* _What is needed_
Each line that follows should be printed again exactly as it stands.

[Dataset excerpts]
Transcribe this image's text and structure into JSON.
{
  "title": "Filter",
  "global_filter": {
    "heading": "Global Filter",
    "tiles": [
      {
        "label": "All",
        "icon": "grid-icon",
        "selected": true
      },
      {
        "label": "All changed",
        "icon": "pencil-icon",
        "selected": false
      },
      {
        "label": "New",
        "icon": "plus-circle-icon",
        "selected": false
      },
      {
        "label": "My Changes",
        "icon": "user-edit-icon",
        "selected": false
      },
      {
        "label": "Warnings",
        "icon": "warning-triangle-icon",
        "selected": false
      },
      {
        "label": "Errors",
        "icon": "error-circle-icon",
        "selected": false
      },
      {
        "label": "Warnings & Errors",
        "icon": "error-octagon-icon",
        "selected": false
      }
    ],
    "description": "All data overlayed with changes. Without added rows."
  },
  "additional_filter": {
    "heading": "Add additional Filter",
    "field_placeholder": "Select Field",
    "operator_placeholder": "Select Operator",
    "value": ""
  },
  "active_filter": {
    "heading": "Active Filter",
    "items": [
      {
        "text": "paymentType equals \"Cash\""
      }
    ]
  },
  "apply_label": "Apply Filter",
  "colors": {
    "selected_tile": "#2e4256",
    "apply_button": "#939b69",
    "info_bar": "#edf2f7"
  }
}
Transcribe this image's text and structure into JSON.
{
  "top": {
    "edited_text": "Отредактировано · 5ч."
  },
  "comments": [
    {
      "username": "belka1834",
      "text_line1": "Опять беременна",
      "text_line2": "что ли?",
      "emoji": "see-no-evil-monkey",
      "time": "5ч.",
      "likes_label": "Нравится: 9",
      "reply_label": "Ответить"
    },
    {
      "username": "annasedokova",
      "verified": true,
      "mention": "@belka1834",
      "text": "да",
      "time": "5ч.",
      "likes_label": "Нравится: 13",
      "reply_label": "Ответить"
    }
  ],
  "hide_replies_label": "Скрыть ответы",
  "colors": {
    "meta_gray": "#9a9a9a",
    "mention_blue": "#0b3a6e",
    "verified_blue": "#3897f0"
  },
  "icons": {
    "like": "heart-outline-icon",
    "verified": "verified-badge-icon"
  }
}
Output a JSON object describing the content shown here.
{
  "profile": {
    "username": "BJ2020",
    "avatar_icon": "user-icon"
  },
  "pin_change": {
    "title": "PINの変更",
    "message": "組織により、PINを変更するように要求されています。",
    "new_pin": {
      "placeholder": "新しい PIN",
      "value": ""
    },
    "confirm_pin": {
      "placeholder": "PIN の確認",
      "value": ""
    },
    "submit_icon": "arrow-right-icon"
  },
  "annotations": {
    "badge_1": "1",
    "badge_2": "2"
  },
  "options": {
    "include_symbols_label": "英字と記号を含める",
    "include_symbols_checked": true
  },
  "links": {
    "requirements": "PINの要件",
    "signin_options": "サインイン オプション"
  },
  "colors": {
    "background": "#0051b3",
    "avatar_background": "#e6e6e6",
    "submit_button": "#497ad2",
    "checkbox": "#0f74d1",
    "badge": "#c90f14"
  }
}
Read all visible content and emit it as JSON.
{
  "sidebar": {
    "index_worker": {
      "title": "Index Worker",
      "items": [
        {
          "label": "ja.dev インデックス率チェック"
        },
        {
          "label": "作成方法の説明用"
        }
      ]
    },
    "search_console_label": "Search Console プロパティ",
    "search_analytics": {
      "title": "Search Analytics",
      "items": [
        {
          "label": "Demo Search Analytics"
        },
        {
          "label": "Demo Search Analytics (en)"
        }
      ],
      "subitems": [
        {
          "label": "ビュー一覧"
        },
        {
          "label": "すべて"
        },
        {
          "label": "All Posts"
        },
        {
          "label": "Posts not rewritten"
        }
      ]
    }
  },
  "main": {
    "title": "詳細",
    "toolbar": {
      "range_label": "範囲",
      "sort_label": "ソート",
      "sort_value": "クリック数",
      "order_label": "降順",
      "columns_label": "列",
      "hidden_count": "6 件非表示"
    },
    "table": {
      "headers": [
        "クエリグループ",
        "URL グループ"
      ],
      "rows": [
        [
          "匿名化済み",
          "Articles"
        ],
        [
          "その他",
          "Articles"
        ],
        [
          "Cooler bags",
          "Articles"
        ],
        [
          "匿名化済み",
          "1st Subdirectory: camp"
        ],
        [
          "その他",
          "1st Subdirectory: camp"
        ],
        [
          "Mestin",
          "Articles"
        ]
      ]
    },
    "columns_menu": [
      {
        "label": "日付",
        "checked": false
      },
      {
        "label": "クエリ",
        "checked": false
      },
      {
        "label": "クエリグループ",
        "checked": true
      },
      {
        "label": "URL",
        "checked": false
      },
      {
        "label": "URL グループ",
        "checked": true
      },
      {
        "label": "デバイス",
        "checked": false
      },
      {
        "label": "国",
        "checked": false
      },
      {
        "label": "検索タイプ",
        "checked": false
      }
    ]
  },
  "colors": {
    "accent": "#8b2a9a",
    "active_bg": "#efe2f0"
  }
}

* _Exercise answer_
Transcribe this image's text and structure into JSON.
{
  "title": "Filter",
  "global_filter": {
    "heading": "Global Filter",
    "tiles": [
      {
        "label": "All",
        "icon": "grid-icon",
        "selected": true
      },
      {
        "label": "All changed",
        "icon": "pencil-icon",
        "selected": false
      },
      {
        "label": "New",
        "icon": "plus-circle-icon",
        "selected": false
      },
      {
        "label": "My Changes",
        "icon": "user-edit-icon",
        "selected": false
      },
      {
        "label": "Warnings",
        "icon": "warning-triangle-icon",
        "selected": false
      },
      {
        "label": "Errors",
        "icon": "error-circle-icon",
        "selected": false
      },
      {
        "label": "Warnings & Errors",
        "icon": "error-octagon-icon",
        "selected": false
      }
    ],
    "description": "All data overlayed with changes. Without added rows."
  },
  "additional_filter": {
    "heading": "Add additional Filter",
    "field_placeholder": "Select Field",
    "operator_placeholder": "Select Operator",
    "value": ""
  },
  "active_filter": {
    "heading": "Active Filter",
    "items": [
      {
        "text": "paymentType equals \"Cash\""
      }
    ]
  },
  "apply_label": "Apply Filter",
  "colors": {
    "selected_tile": "#2e4256",
    "apply_button": "#939b69",
    "info_bar": "#edf2f7"
  }
}
Transcribe this image's text and structure into JSON.
{
  "top": {
    "edited_text": "Отредактировано · 5ч."
  },
  "comments": [
    {
      "username": "belka1834",
      "text_line1": "Опять беременна",
      "text_line2": "что ли?",
      "emoji": "see-no-evil-monkey",
      "time": "5ч.",
      "likes_label": "Нравится: 9",
      "reply_label": "Ответить"
    },
    {
      "username": "annasedokova",
      "verified": true,
      "mention": "@belka1834",
      "text": "да",
      "time": "5ч.",
      "likes_label": "Нравится: 13",
      "reply_label": "Ответить"
    }
  ],
  "hide_replies_label": "Скрыть ответы",
  "colors": {
    "meta_gray": "#9a9a9a",
    "mention_blue": "#0b3a6e",
    "verified_blue": "#3897f0"
  },
  "icons": {
    "like": "heart-outline-icon",
    "verified": "verified-badge-icon"
  }
}
Output a JSON object describing the content shown here.
{
  "profile": {
    "username": "BJ2020",
    "avatar_icon": "user-icon"
  },
  "pin_change": {
    "title": "PINの変更",
    "message": "組織により、PINを変更するように要求されています。",
    "new_pin": {
      "placeholder": "新しい PIN",
      "value": ""
    },
    "confirm_pin": {
      "placeholder": "PIN の確認",
      "value": ""
    },
    "submit_icon": "arrow-right-icon"
  },
  "annotations": {
    "badge_1": "1",
    "badge_2": "2"
  },
  "options": {
    "include_symbols_label": "英字と記号を含める",
    "include_symbols_checked": true
  },
  "links": {
    "requirements": "PINの要件",
    "signin_options": "サインイン オプション"
  },
  "colors": {
    "background": "#0051b3",
    "avatar_background": "#e6e6e6",
    "submit_button": "#497ad2",
    "checkbox": "#0f74d1",
    "badge": "#c90f14"
  }
}
Read all visible content and emit it as JSON.
{
  "sidebar": {
    "index_worker": {
      "title": "Index Worker",
      "items": [
        {
          "label": "ja.dev インデックス率チェック"
        },
        {
          "label": "作成方法の説明用"
        }
      ]
    },
    "search_console_label": "Search Console プロパティ",
    "search_analytics": {
      "title": "Search Analytics",
      "items": [
        {
          "label": "Demo Search Analytics"
        },
        {
          "label": "Demo Search Analytics (en)"
        }
      ],
      "subitems": [
        {
          "label": "ビュー一覧"
        },
        {
          "label": "すべて"
        },
        {
          "label": "All Posts"
        },
        {
          "label": "Posts not rewritten"
        }
      ]
    }
  },
  "main": {
    "title": "詳細",
    "toolbar": {
      "range_label": "範囲",
      "sort_label": "ソート",
      "sort_value": "クリック数",
      "order_label": "降順",
      "columns_label": "列",
      "hidden_count": "6 件非表示"
    },
    "table": {
      "headers": [
        "クエリグループ",
        "URL グループ"
      ],
      "rows": [
        [
          "匿名化済み",
          "Articles"
        ],
        [
          "その他",
          "Articles"
        ],
        [
          "Cooler bags",
          "Articles"
        ],
        [
          "匿名化済み",
          "1st Subdirectory: camp"
        ],
        [
          "その他",
          "1st Subdirectory: camp"
        ],
        [
          "Mestin",
          "Articles"
        ]
      ]
    },
    "columns_menu": [
      {
        "label": "日付",
        "checked": false
      },
      {
        "label": "クエリ",
        "checked": false
      },
      {
        "label": "クエリグループ",
        "checked": true
      },
      {
        "label": "URL",
        "checked": false
      },
      {
        "label": "URL グループ",
        "checked": true
      },
      {
        "label": "デバイス",
        "checked": false
      },
      {
        "label": "国",
        "checked": false
      },
      {
        "label": "検索タイプ",
        "checked": false
      }
    ]
  },
  "colors": {
    "accent": "#8b2a9a",
    "active_bg": "#efe2f0"
  }
}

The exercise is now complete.